* _WHAT IS EXPECTED_: Only the number is wanted: count the lines that include the word "name".

* _INPUT MATERIAL_:
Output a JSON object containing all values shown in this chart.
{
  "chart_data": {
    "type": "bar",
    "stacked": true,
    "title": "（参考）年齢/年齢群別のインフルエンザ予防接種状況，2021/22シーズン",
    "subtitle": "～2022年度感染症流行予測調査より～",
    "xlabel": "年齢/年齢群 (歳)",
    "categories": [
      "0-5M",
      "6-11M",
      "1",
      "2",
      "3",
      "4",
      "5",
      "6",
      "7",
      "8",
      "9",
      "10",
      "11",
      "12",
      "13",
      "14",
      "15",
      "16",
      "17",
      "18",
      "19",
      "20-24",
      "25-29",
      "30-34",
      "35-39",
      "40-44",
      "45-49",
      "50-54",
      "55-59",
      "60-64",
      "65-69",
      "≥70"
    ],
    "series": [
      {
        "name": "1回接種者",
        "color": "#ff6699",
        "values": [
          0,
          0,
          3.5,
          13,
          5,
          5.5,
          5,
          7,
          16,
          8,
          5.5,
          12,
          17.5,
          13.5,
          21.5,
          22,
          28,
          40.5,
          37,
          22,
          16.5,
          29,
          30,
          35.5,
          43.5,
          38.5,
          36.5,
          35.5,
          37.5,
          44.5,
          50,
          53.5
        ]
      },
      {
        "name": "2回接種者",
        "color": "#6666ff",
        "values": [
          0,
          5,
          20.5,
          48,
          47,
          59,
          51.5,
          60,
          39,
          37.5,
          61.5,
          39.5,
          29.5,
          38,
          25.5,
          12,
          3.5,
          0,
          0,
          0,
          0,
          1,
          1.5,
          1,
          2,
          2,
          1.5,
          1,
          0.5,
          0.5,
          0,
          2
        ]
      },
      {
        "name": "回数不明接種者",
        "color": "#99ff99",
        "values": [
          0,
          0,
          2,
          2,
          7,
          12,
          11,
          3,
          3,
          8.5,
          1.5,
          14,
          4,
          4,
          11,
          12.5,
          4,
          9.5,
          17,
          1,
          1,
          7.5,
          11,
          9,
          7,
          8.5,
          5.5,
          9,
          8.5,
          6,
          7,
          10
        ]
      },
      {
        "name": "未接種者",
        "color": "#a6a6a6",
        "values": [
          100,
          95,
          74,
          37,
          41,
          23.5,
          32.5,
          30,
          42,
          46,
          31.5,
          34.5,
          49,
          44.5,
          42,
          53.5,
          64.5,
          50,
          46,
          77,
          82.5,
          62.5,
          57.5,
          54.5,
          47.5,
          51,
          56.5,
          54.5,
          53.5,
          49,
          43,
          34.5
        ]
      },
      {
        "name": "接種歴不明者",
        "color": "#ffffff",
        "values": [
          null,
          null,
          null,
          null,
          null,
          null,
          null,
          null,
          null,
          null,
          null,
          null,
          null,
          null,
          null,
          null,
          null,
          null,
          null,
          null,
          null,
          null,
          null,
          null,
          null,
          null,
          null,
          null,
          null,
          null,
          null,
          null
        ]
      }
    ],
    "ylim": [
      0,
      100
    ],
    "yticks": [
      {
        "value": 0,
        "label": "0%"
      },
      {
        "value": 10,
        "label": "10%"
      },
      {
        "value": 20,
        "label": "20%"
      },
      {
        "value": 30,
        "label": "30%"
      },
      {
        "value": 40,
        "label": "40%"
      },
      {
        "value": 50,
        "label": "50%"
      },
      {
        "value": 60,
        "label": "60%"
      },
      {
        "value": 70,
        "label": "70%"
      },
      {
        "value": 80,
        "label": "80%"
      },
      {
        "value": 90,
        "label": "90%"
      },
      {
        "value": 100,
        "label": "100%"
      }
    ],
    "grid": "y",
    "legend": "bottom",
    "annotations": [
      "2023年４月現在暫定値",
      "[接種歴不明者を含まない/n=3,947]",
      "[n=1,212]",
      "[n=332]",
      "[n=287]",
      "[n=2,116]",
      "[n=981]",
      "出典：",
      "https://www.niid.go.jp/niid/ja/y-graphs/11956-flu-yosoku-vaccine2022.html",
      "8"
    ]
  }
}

* _FINAL RESULT_: 5